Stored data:

═══

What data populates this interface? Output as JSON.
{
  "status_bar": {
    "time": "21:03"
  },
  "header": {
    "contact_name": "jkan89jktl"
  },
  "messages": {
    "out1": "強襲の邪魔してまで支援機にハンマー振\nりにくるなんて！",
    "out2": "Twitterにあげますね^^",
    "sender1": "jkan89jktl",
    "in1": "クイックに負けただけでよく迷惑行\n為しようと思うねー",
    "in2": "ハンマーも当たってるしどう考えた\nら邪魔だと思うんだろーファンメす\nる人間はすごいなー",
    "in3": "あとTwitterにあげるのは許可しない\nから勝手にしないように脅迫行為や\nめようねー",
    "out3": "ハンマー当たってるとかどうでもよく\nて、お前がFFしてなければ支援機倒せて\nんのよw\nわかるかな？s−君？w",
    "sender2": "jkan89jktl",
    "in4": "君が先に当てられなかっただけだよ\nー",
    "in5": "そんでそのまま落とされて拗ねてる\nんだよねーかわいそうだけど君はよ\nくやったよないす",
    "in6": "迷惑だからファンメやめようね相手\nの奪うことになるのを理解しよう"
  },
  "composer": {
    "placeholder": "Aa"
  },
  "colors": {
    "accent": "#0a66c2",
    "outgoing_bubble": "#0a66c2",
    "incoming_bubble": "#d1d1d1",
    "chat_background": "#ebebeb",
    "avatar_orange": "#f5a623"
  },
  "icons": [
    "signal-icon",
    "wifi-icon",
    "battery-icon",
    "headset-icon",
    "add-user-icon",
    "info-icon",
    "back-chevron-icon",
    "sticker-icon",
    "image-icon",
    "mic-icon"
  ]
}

═══

* WORK TO BE COMPLETED
Output the lines above verbatim and in full.

* WORKED SOLUTION
What data populates this interface? Output as JSON.
{
  "status_bar": {
    "time": "21:03"
  },
  "header": {
    "contact_name": "jkan89jktl"
  },
  "messages": {
    "out1": "強襲の邪魔してまで支援機にハンマー振\nりにくるなんて！",
    "out2": "Twitterにあげますね^^",
    "sender1": "jkan89jktl",
    "in1": "クイックに負けただけでよく迷惑行\n為しようと思うねー",
    "in2": "ハンマーも当たってるしどう考えた\nら邪魔だと思うんだろーファンメす\nる人間はすごいなー",
    "in3": "あとTwitterにあげるのは許可しない\nから勝手にしないように脅迫行為や\nめようねー",
    "out3": "ハンマー当たってるとかどうでもよく\nて、お前がFFしてなければ支援機倒せて\nんのよw\nわかるかな？s−君？w",
    "sender2": "jkan89jktl",
    "in4": "君が先に当てられなかっただけだよ\nー",
    "in5": "そんでそのまま落とされて拗ねてる\nんだよねーかわいそうだけど君はよ\nくやったよないす",
    "in6": "迷惑だからファンメやめようね相手\nの奪うことになるのを理解しよう"
  },
  "composer": {
    "placeholder": "Aa"
  },
  "colors": {
    "accent": "#0a66c2",
    "outgoing_bubble": "#0a66c2",
    "incoming_bubble": "#d1d1d1",
    "chat_background": "#ebebeb",
    "avatar_orange": "#f5a623"
  },
  "icons": [
    "signal-icon",
    "wifi-icon",
    "battery-icon",
    "headset-icon",
    "add-user-icon",
    "info-icon",
    "back-chevron-icon",
    "sticker-icon",
    "image-icon",
    "mic-icon"
  ]
}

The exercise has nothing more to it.